> Given entries
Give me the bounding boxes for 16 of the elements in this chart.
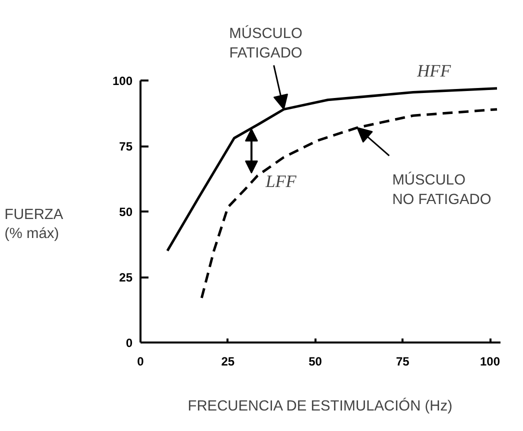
series-label: HFF [416,61,452,80]
annotation: MÚSCULO FATIGADO [229,25,302,62]
y-tick-label: 50 [119,205,133,219]
y-tick-label: 75 [119,140,133,154]
annotation: MÚSCULO NO FATIGADO [392,172,492,208]
legend-label: LFF [264,172,297,192]
x-tick-label: 50 [308,354,322,368]
x-axis-title: FRECUENCIA DE ESTIMULACIÓN (Hz) [188,398,452,414]
y-tick-label: 0 [126,336,133,350]
x-tick-label: 25 [221,354,235,368]
y-axis-title: FUERZA (% máx) [4,207,64,242]
y-tick-label: 25 [119,270,133,284]
x-tick-label: 0 [137,354,144,368]
y-tick-label: 100 [112,74,133,88]
x-tick-label: 75 [396,354,410,368]
x-tick-label: 100 [480,354,500,368]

> Task requirements
Retype, with nothing changed, the lines from the one containing "series-label: HFF [416,61,452,80]" through the last line of the rows above, including both.

> Answer to the task
series-label: HFF [416,61,452,80]
annotation: MÚSCULO FATIGADO [229,25,302,62]
y-tick-label: 50 [119,205,133,219]
y-tick-label: 75 [119,140,133,154]
annotation: MÚSCULO NO FATIGADO [392,172,492,208]
legend-label: LFF [264,172,297,192]
x-tick-label: 50 [308,354,322,368]
x-axis-title: FRECUENCIA DE ESTIMULACIÓN (Hz) [188,398,452,414]
y-tick-label: 0 [126,336,133,350]
x-tick-label: 25 [221,354,235,368]
y-axis-title: FUERZA (% máx) [4,207,64,242]
y-tick-label: 25 [119,270,133,284]
x-tick-label: 0 [137,354,144,368]
y-tick-label: 100 [112,74,133,88]
x-tick-label: 75 [396,354,410,368]
x-tick-label: 100 [480,354,500,368]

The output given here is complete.